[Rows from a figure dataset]
>>>>>

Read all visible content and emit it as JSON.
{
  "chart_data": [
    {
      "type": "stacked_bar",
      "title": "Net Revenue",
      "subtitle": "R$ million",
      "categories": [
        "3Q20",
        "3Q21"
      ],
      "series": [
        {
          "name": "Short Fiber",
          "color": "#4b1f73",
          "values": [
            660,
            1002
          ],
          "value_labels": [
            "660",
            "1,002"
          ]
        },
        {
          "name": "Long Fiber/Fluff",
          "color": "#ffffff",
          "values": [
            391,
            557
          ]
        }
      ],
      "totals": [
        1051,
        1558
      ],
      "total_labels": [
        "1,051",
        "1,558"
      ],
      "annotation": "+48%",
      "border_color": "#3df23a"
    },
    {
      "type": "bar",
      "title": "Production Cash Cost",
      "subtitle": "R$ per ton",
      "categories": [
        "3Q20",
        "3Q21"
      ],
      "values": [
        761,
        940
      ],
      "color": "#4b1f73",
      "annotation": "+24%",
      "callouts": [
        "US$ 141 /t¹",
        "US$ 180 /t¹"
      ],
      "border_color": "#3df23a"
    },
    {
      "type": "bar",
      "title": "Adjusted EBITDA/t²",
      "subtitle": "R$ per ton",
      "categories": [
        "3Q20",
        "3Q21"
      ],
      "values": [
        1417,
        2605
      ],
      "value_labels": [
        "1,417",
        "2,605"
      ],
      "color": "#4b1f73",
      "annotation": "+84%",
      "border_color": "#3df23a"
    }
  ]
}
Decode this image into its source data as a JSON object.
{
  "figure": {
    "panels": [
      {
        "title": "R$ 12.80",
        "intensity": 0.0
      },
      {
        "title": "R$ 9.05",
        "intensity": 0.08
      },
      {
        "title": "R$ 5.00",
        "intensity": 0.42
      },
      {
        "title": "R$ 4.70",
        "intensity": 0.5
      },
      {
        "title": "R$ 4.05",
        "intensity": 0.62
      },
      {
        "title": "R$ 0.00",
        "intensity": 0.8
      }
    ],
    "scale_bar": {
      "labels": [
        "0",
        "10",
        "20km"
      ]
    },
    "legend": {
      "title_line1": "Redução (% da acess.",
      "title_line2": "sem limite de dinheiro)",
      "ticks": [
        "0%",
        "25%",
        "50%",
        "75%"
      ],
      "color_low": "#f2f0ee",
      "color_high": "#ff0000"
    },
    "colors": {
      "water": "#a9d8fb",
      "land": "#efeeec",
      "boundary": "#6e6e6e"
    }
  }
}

<<<<<

Transcribe each entry exactly.

EXERCISE RESPONSE:
Read all visible content and emit it as JSON.
{
  "chart_data": [
    {
      "type": "stacked_bar",
      "title": "Net Revenue",
      "subtitle": "R$ million",
      "categories": [
        "3Q20",
        "3Q21"
      ],
      "series": [
        {
          "name": "Short Fiber",
          "color": "#4b1f73",
          "values": [
            660,
            1002
          ],
          "value_labels": [
            "660",
            "1,002"
          ]
        },
        {
          "name": "Long Fiber/Fluff",
          "color": "#ffffff",
          "values": [
            391,
            557
          ]
        }
      ],
      "totals": [
        1051,
        1558
      ],
      "total_labels": [
        "1,051",
        "1,558"
      ],
      "annotation": "+48%",
      "border_color": "#3df23a"
    },
    {
      "type": "bar",
      "title": "Production Cash Cost",
      "subtitle": "R$ per ton",
      "categories": [
        "3Q20",
        "3Q21"
      ],
      "values": [
        761,
        940
      ],
      "color": "#4b1f73",
      "annotation": "+24%",
      "callouts": [
        "US$ 141 /t¹",
        "US$ 180 /t¹"
      ],
      "border_color": "#3df23a"
    },
    {
      "type": "bar",
      "title": "Adjusted EBITDA/t²",
      "subtitle": "R$ per ton",
      "categories": [
        "3Q20",
        "3Q21"
      ],
      "values": [
        1417,
        2605
      ],
      "value_labels": [
        "1,417",
        "2,605"
      ],
      "color": "#4b1f73",
      "annotation": "+84%",
      "border_color": "#3df23a"
    }
  ]
}
Decode this image into its source data as a JSON object.
{
  "figure": {
    "panels": [
      {
        "title": "R$ 12.80",
        "intensity": 0.0
      },
      {
        "title": "R$ 9.05",
        "intensity": 0.08
      },
      {
        "title": "R$ 5.00",
        "intensity": 0.42
      },
      {
        "title": "R$ 4.70",
        "intensity": 0.5
      },
      {
        "title": "R$ 4.05",
        "intensity": 0.62
      },
      {
        "title": "R$ 0.00",
        "intensity": 0.8
      }
    ],
    "scale_bar": {
      "labels": [
        "0",
        "10",
        "20km"
      ]
    },
    "legend": {
      "title_line1": "Redução (% da acess.",
      "title_line2": "sem limite de dinheiro)",
      "ticks": [
        "0%",
        "25%",
        "50%",
        "75%"
      ],
      "color_low": "#f2f0ee",
      "color_high": "#ff0000"
    },
    "colors": {
      "water": "#a9d8fb",
      "land": "#efeeec",
      "boundary": "#6e6e6e"
    }
  }
}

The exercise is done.